▶ _Поставленная задача_:
Выведите без изменений фрагмент текста о Юрии Казакове, начиная со слов «Народный северный эпос, в» и заканчивая словами «суровой северной стихии.» включительно.

▶ _Исходный текст_:
+--
Игорь Кузьмичев - Жизнь Юрия Казакова. Документальное повествование
Путешествуя по карельским тропам и озерам, в краю лопарей, Казаков думал о том, какая бездна с незапамятных времен отделяла недвижную и нерушимую жизнь, скрытую здесь за диким, поистине языческим пейзажем, от жизни так хорошо всем знакомой, цивилизованной, исторически представимой, запечатленной в бесчисленных книгах, в живописи, в музыке. Жизнь в этом краю вершилась по каким-то иным, неведомым уставам, и «чем жила все эти столетия наша земля, какие были войны, революции, какие Бетховены и Толстые рождались и умирали – ничего этого тут не знали, и время для этого народа как бы и не текло, так же как не течет оно для этих камней и озер».
Но так ли это? И может ли быть нем и безразличен к мировой истории даже первобытный народ? Может ли он существовать без своего искусства?
Слушая напев «Калевалы», а напев этот был так же «первобытен и прост, как эти камни и сосны», Казаков воочию убеждался, насколько эпос карелов внутренне слитен, сроднен с величественной северной природой. Этот эпос – подобно русским былинам, сказкам и песням – свидетельствовал о таком концентрированном духовном богатстве, какое готово поспорить с самым выдающимся «именным» искусством.
Народный северный эпос, в любом его национальном выражении и форме, конденсирует в себе титаническую творческую силу – внеличную, коллективную, древнюю – и дарит ее в наследство современным художникам, в первую очередь тем, кто, связав с Севером свою судьбу, уверовал в целительность всего «вечносущего», родового, кто на себе почувствовал здоровую, очистительную свежесть суровой северной стихии.
Одним из таких бесконечно преданных Северу, мудрых и мужественных художников был Рокуэлл Кент. Картины, искусство Кента, его характер и сам его образ жизни являли собой пример удивительной человеческой цельности, за что так высоко и ценил его Казаков.
+--
(Аннотации элементов макета)
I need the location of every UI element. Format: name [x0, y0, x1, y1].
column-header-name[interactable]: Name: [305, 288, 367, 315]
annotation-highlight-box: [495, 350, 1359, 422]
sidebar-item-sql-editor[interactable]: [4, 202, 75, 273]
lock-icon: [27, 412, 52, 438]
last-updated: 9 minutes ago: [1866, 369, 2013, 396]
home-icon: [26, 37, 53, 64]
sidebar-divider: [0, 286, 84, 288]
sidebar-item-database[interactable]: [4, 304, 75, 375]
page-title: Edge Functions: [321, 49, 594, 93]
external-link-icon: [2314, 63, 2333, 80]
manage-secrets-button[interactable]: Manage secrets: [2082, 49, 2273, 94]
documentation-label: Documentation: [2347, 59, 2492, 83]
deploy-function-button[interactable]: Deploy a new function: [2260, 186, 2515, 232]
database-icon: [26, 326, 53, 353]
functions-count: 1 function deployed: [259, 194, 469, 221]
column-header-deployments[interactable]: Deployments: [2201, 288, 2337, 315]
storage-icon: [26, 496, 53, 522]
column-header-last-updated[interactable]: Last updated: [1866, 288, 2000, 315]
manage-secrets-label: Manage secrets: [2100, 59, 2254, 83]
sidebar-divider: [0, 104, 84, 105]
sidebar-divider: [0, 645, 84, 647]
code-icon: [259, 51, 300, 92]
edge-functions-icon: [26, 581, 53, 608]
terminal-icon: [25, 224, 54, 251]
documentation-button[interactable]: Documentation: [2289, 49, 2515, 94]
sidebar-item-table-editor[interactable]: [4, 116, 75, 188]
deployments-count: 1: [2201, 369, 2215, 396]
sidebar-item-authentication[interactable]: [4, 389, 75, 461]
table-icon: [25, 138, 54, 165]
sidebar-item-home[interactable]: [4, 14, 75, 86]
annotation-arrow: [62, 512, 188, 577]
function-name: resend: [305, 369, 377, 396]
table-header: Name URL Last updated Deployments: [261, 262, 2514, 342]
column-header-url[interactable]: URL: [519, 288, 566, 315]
+--
▶ _Выполненное задание_:
Народный северный эпос, в любом его национальном выражении и форме, конденсирует в себе титаническую творческую силу – внеличную, коллективную, древнюю – и дарит ее в наследство современным художникам, в первую очередь тем, кто, связав с Севером свою судьбу, уверовал в целительность всего «вечносущего», родового, кто на себе почувствовал здоровую, очистительную свежесть суровой северной стихии.